— begin Data —
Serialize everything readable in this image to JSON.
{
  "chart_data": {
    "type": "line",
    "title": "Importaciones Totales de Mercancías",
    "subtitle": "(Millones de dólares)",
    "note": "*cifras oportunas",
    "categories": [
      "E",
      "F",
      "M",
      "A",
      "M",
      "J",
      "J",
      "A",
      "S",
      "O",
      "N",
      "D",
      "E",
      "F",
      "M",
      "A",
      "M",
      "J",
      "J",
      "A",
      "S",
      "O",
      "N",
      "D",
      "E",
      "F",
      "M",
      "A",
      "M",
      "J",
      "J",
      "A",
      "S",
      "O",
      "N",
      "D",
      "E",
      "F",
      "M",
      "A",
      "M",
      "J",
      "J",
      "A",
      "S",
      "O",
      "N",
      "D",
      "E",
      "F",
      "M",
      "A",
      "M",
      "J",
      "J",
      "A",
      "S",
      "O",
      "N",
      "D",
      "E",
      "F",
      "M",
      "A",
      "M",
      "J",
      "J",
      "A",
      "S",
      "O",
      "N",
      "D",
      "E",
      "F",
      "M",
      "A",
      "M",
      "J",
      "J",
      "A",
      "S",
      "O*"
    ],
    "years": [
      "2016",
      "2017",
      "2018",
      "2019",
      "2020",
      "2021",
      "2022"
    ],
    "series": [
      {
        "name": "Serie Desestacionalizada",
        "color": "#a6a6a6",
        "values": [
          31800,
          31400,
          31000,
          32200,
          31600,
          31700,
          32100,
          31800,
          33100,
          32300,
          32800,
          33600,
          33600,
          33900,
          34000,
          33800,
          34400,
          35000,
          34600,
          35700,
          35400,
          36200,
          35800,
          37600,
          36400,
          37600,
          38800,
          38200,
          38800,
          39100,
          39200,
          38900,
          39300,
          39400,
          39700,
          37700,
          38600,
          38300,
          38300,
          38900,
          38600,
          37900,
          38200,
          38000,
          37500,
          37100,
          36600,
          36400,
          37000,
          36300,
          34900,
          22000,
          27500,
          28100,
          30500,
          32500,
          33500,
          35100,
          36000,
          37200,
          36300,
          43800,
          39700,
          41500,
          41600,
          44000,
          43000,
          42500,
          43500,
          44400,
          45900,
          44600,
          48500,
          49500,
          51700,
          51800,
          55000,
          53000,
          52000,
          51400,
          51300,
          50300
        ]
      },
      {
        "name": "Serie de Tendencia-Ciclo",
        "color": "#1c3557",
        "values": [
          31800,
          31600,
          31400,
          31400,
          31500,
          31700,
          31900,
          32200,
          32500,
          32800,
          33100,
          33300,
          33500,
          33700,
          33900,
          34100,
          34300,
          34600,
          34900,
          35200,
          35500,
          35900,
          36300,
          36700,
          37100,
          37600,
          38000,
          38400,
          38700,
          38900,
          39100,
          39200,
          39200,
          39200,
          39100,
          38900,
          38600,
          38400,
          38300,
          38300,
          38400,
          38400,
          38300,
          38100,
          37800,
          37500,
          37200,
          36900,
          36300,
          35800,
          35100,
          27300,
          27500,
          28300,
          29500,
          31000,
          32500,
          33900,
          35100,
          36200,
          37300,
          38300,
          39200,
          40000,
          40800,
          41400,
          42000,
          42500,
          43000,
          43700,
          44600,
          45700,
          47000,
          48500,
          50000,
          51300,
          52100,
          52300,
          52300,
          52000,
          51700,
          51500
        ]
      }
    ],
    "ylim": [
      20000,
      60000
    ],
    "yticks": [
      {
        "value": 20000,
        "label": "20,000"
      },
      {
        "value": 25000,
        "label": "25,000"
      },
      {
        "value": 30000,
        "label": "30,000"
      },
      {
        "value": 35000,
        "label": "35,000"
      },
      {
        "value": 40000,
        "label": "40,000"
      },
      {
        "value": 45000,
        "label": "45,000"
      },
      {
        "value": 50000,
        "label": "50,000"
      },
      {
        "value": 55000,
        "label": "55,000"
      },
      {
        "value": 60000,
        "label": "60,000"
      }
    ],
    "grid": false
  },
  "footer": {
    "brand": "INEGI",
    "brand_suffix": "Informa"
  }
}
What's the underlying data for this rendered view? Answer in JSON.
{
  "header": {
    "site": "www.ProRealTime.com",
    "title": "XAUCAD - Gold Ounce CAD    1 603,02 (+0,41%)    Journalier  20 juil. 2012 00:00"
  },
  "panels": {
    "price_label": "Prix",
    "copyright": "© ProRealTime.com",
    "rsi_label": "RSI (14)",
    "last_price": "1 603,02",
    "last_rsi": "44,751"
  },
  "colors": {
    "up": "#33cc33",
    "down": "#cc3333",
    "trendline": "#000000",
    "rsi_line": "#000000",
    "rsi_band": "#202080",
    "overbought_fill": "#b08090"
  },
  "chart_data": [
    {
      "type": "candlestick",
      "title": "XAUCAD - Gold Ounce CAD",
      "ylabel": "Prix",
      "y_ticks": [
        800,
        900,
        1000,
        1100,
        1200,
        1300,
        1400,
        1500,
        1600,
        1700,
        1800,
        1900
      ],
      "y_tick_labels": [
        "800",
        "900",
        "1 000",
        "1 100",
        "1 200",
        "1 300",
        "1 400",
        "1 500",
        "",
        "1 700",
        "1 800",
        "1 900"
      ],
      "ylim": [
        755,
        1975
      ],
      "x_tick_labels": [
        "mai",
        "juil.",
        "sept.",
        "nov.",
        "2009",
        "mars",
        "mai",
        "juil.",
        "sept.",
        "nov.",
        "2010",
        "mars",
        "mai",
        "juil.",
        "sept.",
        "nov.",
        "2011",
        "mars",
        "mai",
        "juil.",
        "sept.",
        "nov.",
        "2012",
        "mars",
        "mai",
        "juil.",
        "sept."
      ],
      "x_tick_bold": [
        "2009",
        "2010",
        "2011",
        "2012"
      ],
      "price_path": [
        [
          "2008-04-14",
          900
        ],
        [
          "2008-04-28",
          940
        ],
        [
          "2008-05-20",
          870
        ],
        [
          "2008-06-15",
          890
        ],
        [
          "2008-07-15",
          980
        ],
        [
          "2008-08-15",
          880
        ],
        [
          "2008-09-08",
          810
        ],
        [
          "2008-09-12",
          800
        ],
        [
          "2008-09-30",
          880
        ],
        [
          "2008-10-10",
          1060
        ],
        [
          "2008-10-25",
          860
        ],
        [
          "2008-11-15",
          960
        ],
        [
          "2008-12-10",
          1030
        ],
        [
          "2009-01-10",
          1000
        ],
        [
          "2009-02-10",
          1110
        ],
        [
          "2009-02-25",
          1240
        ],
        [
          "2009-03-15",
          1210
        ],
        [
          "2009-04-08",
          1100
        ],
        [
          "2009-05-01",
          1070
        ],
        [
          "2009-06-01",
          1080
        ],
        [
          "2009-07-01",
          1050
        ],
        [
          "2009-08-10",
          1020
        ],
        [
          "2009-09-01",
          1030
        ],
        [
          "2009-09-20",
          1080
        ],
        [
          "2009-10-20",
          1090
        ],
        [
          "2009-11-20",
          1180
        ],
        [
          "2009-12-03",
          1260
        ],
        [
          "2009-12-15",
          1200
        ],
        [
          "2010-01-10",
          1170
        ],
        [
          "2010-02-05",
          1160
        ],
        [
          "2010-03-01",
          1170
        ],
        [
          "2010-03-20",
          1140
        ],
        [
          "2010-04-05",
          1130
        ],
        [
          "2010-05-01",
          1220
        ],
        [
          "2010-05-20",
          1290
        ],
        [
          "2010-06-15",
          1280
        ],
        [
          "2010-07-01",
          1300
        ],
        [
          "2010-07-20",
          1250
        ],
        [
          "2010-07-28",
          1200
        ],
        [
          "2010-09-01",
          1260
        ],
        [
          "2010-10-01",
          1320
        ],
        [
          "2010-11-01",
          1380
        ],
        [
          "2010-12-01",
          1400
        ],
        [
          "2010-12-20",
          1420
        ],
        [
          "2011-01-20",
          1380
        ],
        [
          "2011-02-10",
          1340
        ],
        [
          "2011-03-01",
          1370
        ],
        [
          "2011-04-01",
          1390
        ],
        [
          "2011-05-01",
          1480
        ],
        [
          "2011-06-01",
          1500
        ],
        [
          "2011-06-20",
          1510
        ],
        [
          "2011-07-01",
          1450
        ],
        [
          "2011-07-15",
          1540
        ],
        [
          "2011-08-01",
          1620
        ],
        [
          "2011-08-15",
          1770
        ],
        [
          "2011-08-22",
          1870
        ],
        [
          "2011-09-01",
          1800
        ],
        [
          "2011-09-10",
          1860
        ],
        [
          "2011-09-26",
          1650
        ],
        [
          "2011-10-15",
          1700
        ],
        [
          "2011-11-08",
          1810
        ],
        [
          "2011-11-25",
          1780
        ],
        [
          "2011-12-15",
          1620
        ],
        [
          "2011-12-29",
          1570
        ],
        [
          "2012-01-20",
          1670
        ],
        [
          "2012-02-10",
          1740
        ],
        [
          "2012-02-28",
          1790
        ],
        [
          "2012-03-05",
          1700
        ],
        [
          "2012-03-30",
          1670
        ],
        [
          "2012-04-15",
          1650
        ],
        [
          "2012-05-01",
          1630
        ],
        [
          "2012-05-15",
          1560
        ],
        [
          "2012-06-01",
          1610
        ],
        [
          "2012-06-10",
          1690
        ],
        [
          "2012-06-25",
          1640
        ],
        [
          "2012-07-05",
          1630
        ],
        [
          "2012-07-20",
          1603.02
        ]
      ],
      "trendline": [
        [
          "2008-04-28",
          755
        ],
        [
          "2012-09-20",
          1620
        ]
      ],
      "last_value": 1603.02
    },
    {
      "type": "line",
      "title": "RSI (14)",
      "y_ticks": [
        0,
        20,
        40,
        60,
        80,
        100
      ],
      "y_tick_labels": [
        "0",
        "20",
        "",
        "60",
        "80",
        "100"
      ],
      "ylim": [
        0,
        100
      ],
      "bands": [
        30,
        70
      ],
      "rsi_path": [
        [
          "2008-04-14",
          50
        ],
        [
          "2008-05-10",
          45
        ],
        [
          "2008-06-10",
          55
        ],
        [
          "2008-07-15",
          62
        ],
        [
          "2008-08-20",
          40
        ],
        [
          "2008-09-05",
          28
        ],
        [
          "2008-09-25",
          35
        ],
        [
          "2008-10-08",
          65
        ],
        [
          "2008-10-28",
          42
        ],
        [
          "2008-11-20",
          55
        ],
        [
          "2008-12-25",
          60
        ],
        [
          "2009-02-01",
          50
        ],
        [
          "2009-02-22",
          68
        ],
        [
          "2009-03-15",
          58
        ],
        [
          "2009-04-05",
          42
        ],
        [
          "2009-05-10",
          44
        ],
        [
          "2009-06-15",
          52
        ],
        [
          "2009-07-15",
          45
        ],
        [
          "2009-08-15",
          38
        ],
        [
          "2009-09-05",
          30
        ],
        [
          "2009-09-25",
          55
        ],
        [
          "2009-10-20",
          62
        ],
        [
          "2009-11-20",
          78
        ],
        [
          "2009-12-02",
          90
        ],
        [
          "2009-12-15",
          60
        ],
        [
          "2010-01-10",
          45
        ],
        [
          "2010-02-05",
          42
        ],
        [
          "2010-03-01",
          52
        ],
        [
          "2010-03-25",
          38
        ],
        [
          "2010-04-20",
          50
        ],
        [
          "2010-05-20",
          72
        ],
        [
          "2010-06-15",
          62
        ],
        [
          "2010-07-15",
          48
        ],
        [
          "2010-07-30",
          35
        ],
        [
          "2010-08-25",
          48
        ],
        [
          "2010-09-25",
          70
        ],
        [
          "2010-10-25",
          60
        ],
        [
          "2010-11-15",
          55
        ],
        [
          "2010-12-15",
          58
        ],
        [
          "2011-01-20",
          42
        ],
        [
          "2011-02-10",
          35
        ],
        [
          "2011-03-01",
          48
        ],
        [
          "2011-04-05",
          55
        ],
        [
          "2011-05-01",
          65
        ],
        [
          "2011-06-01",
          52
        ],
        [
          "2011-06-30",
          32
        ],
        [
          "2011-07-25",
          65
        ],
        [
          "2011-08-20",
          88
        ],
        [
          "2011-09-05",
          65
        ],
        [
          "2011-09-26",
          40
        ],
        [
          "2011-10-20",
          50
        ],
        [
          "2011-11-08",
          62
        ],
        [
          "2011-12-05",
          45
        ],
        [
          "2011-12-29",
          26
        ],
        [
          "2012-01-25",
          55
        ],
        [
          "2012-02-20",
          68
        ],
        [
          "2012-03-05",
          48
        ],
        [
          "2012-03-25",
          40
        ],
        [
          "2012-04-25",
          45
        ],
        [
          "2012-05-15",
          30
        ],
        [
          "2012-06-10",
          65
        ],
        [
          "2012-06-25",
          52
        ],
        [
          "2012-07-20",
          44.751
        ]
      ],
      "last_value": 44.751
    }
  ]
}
— end Data —
(Task requirements)
Keep only the lines that hold the string "JSON", and copy them out.

(Answer to the problem)
Serialize everything readable in this image to JSON.
What's the underlying data for this rendered view? Answer in JSON.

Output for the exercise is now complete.